# INSTRUCTIONS TO FOLLOW:
What number of lines in the material contain the word "this"? Give that number alone.

:: DATASET ENTRIES ::

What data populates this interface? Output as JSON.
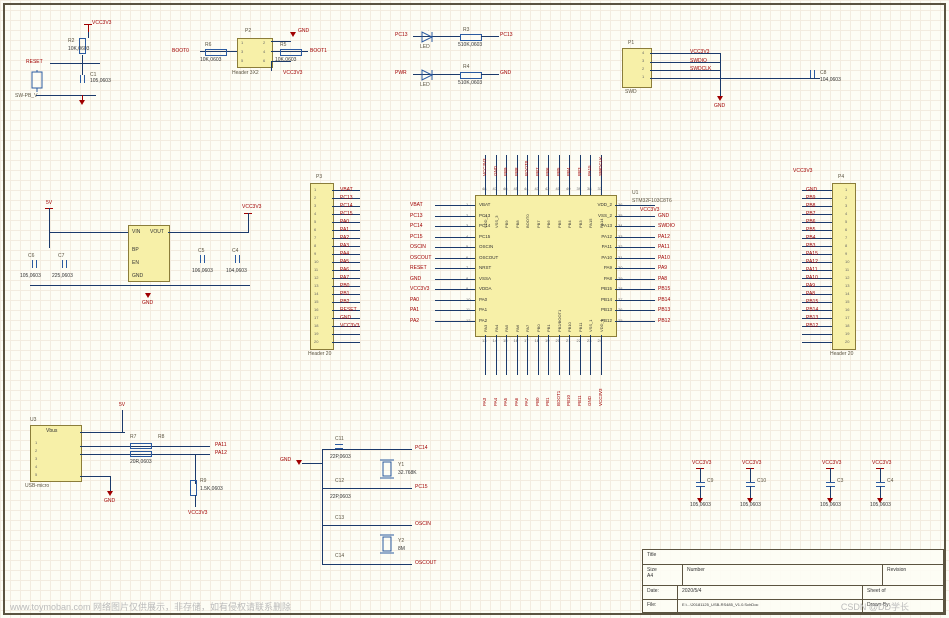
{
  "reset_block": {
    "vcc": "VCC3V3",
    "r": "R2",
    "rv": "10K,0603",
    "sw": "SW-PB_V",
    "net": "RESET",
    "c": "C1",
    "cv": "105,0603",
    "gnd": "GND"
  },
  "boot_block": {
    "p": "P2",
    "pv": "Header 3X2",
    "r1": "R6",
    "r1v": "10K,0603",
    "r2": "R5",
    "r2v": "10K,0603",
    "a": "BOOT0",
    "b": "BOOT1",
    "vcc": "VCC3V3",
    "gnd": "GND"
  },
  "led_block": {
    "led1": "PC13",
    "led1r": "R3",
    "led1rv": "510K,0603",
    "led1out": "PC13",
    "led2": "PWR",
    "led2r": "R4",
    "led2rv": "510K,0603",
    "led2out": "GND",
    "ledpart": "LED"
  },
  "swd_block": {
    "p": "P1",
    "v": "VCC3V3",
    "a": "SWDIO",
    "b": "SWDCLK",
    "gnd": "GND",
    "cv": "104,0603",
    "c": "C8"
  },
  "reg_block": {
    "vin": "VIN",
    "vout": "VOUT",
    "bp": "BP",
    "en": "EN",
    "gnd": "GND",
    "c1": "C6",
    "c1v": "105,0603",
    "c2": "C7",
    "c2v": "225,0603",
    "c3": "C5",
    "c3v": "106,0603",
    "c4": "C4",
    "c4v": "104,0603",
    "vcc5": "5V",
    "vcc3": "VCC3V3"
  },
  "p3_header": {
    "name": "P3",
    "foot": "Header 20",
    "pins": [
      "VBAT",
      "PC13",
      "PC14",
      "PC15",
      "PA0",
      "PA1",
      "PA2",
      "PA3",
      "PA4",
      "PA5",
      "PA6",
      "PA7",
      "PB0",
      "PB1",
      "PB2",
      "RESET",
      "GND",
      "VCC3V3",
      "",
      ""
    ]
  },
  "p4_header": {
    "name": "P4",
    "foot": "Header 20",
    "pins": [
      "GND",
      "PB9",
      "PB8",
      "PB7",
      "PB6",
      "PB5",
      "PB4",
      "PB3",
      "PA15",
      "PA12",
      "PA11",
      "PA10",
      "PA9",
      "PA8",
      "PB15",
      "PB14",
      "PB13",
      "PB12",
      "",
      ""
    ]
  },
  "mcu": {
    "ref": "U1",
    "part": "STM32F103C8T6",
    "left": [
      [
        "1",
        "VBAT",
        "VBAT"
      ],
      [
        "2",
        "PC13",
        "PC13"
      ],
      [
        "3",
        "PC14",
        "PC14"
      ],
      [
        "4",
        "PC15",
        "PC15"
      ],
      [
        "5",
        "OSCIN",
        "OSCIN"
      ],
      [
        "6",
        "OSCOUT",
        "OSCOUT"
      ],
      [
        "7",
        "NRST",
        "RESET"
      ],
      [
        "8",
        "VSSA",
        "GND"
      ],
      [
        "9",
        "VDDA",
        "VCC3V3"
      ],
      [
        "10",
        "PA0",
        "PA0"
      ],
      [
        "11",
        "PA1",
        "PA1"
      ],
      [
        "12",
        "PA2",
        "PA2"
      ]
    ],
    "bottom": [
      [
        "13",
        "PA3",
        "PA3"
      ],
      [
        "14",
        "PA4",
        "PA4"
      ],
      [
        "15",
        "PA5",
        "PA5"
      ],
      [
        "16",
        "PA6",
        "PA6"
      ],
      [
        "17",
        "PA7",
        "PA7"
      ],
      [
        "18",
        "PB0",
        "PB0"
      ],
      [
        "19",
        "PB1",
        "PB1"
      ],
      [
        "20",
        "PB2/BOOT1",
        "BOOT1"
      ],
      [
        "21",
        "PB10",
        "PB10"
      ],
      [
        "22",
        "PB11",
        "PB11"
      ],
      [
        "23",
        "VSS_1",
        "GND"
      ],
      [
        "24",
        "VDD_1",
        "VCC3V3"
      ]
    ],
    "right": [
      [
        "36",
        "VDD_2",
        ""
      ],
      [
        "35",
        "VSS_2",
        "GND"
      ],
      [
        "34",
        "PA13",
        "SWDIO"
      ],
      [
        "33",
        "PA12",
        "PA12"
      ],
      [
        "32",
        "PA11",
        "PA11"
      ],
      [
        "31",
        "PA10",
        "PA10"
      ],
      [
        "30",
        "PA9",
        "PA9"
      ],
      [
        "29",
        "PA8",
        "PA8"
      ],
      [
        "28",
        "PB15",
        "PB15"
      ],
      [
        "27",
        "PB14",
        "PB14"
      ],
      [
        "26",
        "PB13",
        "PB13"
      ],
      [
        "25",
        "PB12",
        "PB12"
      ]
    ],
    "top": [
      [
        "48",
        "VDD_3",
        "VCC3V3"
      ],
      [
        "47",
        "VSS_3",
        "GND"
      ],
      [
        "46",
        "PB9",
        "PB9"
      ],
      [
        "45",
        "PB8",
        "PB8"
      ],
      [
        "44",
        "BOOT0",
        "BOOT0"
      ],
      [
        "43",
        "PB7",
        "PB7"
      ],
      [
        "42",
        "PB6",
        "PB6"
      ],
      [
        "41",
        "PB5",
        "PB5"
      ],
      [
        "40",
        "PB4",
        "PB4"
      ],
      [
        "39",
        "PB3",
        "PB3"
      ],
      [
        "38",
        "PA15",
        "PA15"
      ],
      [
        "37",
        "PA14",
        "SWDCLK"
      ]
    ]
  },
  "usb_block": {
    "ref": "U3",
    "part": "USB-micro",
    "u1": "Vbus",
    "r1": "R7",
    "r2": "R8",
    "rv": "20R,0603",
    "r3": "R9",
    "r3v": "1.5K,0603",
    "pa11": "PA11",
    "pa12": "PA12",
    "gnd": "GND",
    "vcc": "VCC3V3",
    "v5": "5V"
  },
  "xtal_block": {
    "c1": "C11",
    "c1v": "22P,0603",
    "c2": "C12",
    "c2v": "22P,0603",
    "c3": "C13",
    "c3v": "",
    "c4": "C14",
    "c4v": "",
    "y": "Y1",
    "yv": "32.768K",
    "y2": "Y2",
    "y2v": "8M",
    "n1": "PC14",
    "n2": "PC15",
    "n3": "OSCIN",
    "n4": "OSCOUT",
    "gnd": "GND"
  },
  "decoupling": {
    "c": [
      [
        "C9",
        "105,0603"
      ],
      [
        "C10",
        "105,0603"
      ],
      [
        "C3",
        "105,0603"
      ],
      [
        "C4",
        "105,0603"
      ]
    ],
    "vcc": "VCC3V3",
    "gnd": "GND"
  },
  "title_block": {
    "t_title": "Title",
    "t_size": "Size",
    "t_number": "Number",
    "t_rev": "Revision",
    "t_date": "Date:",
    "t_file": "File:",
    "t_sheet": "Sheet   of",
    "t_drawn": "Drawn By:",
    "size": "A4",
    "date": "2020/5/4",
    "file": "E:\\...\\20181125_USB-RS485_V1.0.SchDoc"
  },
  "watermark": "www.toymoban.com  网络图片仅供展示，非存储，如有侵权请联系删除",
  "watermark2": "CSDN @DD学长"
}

:::
:: DATASET ENTRIES ::

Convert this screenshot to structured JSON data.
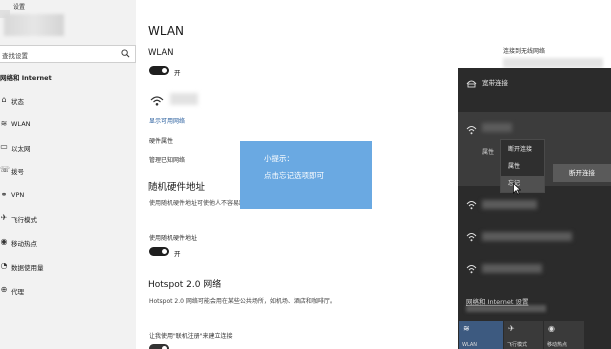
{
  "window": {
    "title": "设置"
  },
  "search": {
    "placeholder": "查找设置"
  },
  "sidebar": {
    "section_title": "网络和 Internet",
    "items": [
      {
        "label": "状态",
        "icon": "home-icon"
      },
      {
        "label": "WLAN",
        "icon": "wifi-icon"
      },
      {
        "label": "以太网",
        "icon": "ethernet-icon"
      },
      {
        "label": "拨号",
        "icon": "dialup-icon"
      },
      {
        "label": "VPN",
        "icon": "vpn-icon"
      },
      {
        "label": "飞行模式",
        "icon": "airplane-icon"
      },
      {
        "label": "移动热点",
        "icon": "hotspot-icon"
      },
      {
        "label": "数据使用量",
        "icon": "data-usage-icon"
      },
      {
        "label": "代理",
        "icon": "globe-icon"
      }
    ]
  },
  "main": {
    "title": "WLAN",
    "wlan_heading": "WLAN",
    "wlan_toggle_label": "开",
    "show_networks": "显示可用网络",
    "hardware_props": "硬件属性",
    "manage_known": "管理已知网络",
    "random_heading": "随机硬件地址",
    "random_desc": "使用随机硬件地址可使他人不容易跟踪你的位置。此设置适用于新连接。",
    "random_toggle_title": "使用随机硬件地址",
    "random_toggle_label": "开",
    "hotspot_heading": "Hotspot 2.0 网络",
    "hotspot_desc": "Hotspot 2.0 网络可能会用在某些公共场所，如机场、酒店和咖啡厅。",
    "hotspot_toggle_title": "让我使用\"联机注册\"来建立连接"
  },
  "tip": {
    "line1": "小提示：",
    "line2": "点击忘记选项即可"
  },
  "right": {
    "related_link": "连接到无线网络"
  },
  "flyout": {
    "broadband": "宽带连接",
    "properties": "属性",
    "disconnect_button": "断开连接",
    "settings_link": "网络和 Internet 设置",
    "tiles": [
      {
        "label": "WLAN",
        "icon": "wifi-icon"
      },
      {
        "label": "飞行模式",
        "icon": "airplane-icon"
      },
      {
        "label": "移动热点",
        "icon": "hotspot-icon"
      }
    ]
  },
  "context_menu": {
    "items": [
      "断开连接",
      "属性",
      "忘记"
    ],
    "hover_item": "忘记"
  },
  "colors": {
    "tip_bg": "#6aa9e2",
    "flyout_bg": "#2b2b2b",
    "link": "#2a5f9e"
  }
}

:::

# EXERCISE RESPONSE:
2